## begin DATA ENTRIES
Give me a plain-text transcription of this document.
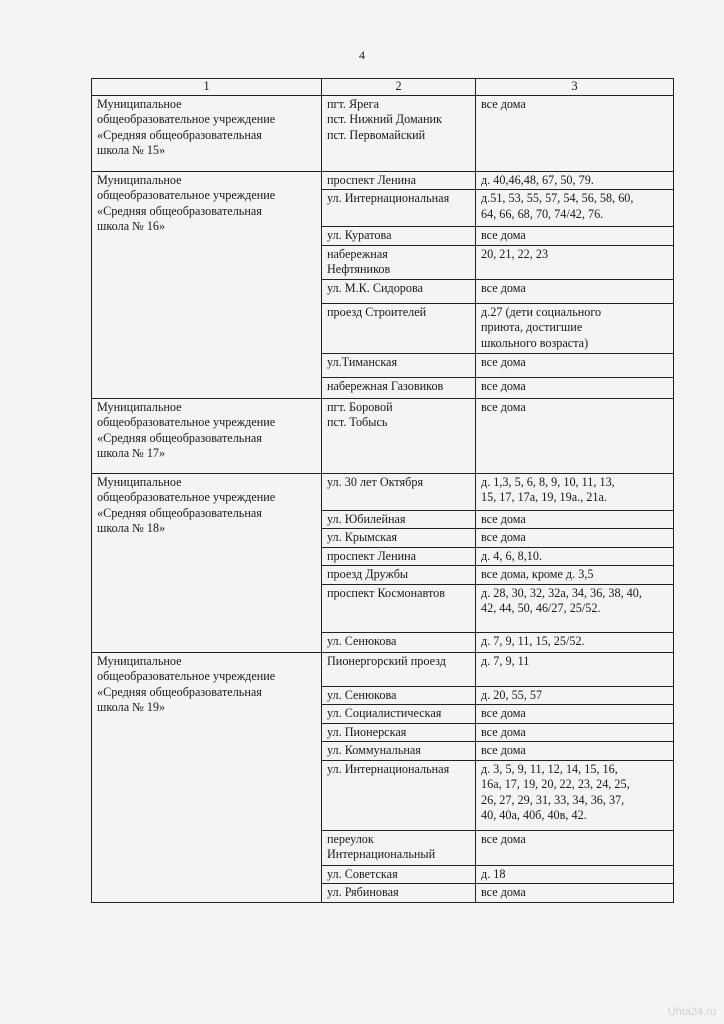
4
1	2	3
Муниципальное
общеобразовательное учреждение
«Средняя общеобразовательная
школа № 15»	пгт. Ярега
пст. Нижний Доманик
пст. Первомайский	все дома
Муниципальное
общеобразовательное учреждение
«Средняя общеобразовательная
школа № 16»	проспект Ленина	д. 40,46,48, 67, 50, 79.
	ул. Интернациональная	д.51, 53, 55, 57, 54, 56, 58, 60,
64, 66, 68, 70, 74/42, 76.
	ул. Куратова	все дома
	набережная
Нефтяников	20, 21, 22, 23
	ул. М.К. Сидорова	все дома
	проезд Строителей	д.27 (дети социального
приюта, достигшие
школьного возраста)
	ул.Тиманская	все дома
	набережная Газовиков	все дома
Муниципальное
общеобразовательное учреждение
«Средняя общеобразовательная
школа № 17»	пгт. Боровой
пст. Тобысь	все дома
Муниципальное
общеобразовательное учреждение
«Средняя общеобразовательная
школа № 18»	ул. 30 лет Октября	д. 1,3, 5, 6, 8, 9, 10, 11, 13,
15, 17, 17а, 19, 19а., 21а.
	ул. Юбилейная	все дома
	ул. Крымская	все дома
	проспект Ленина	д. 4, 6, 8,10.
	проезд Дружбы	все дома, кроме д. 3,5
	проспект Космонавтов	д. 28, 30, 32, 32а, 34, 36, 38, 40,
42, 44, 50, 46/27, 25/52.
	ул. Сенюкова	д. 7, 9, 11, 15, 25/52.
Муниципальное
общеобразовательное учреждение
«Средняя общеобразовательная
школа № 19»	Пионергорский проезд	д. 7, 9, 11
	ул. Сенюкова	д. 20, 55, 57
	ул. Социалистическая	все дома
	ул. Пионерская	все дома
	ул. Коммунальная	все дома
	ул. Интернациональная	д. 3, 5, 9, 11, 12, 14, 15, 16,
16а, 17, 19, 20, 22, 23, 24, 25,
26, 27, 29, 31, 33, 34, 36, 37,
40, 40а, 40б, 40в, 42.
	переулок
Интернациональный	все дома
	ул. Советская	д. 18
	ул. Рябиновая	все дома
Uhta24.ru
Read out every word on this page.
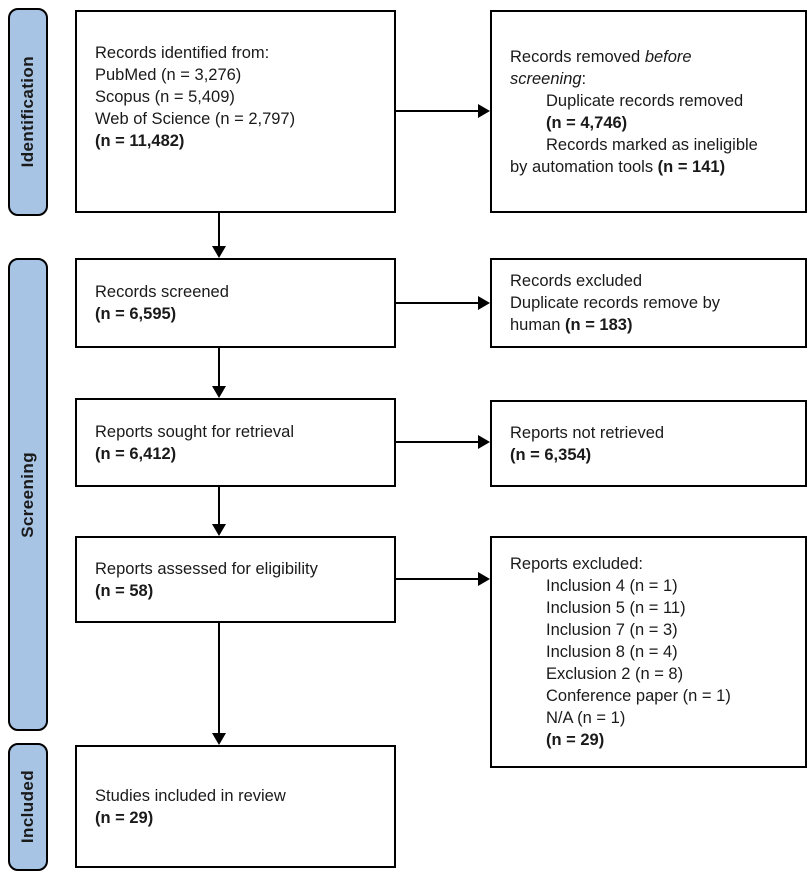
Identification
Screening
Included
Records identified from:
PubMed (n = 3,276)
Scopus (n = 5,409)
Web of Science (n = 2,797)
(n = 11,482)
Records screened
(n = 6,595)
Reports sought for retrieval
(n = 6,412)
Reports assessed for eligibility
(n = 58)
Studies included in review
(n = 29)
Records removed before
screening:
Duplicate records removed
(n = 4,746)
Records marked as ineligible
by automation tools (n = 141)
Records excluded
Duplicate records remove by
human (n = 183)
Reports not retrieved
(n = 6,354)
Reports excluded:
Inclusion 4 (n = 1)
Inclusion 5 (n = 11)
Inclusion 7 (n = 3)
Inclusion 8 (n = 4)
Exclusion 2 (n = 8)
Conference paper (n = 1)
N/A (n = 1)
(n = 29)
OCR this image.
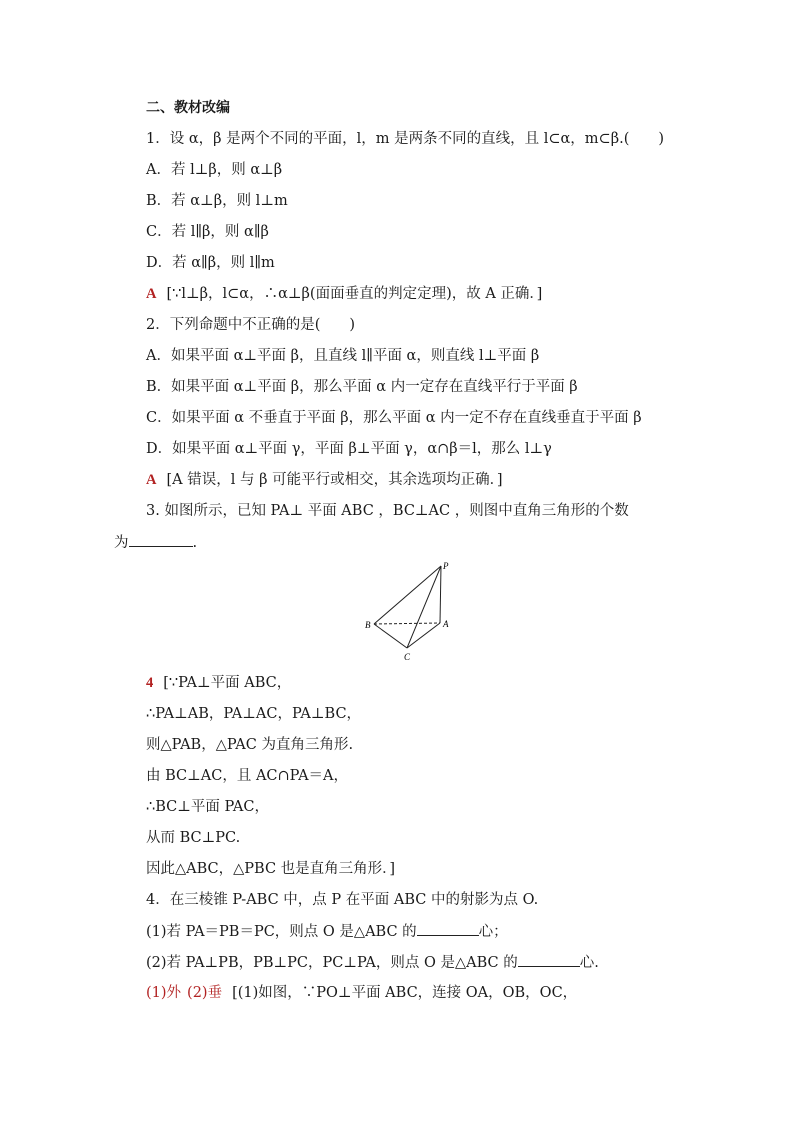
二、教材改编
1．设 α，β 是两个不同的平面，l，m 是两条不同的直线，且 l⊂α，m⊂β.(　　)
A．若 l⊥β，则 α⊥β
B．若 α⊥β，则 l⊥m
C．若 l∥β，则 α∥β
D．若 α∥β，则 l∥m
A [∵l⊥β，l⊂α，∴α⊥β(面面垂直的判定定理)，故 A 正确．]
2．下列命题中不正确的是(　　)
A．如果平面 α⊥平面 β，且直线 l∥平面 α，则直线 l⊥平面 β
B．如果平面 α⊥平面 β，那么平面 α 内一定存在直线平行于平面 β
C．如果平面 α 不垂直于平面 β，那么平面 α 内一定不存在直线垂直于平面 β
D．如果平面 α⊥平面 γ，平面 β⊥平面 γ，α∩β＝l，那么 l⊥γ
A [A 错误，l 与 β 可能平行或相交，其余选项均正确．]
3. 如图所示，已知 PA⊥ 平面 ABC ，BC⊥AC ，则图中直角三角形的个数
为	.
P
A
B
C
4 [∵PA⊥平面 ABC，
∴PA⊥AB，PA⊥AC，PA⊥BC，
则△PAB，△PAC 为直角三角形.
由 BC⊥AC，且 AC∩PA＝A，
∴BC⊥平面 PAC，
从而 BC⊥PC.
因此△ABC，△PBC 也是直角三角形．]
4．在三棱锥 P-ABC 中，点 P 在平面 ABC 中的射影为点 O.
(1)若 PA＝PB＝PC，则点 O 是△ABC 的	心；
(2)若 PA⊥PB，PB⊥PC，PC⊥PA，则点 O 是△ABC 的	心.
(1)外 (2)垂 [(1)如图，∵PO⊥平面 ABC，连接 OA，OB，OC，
## end DATA ENTRIES
§ WRITTEN INSTRUCTION: Look over the records above and copy each line that includes the string "Интернациональная".

§ TASK RESULT:
	ул. Интернациональная	д.51, 53, 55, 57, 54, 56, 58, 60,
	ул. Интернациональная	д. 3, 5, 9, 11, 12, 14, 15, 16,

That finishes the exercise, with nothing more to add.